#### TASK STATEMENT:
Pick every line from the data that holds the word "name".
··· TASK DATA
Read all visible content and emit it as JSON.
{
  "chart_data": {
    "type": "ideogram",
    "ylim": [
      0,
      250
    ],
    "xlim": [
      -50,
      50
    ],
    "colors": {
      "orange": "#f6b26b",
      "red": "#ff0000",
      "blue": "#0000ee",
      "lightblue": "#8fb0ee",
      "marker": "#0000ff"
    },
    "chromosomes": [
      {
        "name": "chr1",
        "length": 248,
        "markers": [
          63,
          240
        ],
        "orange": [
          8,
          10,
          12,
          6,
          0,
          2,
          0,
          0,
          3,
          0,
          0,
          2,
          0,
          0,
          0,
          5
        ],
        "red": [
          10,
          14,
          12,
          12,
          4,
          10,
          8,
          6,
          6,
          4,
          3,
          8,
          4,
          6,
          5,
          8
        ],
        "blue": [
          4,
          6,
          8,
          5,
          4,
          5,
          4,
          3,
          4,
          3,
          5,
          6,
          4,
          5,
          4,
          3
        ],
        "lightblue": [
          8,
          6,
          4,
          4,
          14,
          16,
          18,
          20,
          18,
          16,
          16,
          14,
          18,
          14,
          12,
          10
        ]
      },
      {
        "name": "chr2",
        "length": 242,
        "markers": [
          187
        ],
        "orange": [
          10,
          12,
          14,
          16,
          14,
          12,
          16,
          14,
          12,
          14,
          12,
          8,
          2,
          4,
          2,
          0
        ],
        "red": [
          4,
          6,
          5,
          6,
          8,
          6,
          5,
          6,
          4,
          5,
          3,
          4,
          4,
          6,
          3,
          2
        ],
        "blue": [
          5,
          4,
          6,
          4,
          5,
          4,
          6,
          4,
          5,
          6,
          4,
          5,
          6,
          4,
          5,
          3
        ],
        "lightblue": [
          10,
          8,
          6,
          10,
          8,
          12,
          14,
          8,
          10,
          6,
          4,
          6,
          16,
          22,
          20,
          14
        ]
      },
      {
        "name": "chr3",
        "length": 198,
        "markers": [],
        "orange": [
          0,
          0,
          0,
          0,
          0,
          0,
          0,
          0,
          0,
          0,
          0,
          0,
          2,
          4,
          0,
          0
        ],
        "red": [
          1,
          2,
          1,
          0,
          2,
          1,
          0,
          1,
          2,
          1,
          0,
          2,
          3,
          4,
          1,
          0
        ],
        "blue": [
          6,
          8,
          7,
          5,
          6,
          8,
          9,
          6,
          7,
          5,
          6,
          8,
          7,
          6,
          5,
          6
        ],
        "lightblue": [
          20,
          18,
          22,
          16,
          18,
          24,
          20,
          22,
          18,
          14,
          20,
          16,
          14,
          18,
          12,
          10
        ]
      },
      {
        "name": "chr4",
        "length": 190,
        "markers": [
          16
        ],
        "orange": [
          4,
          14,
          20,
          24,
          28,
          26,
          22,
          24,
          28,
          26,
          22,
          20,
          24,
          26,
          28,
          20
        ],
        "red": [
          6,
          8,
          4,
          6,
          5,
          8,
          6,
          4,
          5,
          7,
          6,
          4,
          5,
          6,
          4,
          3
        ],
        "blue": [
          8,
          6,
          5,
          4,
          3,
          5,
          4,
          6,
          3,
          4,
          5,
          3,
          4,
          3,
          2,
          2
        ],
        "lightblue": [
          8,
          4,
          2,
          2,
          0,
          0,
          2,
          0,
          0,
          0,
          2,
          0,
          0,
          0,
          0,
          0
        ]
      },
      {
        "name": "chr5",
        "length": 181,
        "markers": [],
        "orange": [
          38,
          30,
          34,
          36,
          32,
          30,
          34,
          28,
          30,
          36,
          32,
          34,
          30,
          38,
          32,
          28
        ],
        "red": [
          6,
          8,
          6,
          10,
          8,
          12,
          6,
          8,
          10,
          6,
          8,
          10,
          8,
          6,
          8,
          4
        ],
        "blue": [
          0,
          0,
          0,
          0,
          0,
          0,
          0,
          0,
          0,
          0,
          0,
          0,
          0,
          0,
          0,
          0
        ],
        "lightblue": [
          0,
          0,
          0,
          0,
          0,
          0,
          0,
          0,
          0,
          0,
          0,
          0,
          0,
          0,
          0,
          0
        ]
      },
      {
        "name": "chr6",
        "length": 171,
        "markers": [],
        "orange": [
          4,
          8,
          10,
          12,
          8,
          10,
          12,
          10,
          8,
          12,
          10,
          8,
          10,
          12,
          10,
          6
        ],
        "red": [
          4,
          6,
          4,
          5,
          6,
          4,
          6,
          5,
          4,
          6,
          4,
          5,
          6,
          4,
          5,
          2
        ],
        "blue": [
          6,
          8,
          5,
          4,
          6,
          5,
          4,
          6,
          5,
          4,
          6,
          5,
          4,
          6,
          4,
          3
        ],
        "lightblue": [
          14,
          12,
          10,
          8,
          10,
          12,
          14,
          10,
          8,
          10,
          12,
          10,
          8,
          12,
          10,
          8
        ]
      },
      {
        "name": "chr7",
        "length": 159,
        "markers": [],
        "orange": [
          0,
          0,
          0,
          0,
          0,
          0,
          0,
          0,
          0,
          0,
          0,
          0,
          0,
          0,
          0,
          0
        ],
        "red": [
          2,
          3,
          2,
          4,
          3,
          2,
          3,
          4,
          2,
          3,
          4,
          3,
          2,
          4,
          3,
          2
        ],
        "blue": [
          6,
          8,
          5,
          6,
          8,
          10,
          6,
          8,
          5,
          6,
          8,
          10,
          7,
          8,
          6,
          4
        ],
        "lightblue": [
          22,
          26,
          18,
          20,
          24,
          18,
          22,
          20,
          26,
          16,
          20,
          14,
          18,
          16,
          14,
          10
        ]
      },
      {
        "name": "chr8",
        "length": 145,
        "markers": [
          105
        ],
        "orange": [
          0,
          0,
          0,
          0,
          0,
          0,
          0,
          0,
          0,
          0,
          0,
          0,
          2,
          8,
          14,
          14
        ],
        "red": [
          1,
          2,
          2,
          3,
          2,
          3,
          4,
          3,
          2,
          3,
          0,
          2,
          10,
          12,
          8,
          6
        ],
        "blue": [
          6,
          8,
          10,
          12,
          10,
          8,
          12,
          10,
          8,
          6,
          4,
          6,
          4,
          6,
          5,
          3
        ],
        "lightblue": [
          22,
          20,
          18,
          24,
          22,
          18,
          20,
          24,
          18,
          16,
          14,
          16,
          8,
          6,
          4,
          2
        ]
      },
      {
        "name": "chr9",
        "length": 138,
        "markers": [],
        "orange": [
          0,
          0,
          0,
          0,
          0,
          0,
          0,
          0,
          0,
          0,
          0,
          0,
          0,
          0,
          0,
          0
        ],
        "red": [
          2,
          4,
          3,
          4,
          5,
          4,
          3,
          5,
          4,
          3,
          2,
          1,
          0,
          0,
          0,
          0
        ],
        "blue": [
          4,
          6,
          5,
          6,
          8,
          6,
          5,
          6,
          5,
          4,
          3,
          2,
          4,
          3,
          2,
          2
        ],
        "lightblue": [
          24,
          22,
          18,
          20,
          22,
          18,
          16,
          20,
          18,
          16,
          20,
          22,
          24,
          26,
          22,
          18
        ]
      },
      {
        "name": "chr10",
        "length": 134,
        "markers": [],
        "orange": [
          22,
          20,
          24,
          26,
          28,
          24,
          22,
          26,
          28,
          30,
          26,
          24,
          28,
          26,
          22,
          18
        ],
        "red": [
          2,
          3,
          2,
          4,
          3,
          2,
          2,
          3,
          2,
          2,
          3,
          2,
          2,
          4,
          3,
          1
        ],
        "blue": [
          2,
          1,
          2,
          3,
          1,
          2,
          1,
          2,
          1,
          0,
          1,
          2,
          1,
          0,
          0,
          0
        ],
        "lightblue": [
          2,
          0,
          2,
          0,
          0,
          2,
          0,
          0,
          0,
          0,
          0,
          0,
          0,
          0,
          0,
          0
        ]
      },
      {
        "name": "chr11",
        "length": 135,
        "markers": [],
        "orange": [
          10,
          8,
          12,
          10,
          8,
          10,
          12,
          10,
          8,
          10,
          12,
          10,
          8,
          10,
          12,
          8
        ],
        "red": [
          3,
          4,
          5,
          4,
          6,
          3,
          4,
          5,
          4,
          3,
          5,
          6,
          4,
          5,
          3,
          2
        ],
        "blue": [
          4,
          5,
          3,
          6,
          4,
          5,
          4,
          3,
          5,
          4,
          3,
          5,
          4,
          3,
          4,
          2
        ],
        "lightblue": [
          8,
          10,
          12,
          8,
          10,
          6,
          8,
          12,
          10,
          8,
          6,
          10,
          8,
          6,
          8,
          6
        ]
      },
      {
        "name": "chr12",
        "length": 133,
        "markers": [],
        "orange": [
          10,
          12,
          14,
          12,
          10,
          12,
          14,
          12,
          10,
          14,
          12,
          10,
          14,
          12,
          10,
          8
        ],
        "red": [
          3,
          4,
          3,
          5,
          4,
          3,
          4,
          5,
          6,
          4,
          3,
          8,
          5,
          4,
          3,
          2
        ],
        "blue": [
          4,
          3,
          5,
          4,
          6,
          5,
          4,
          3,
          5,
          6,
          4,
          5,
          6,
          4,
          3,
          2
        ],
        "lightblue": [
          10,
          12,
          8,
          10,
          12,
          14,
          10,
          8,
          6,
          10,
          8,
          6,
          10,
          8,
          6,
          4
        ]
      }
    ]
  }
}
······
#### TASK RESULT:
        "name": "chr1",
        "name": "chr2",
        "name": "chr3",
        "name": "chr4",
        "name": "chr5",
        "name": "chr6",
        "name": "chr7",
        "name": "chr8",
        "name": "chr9",
        "name": "chr10",
        "name": "chr11",
        "name": "chr12",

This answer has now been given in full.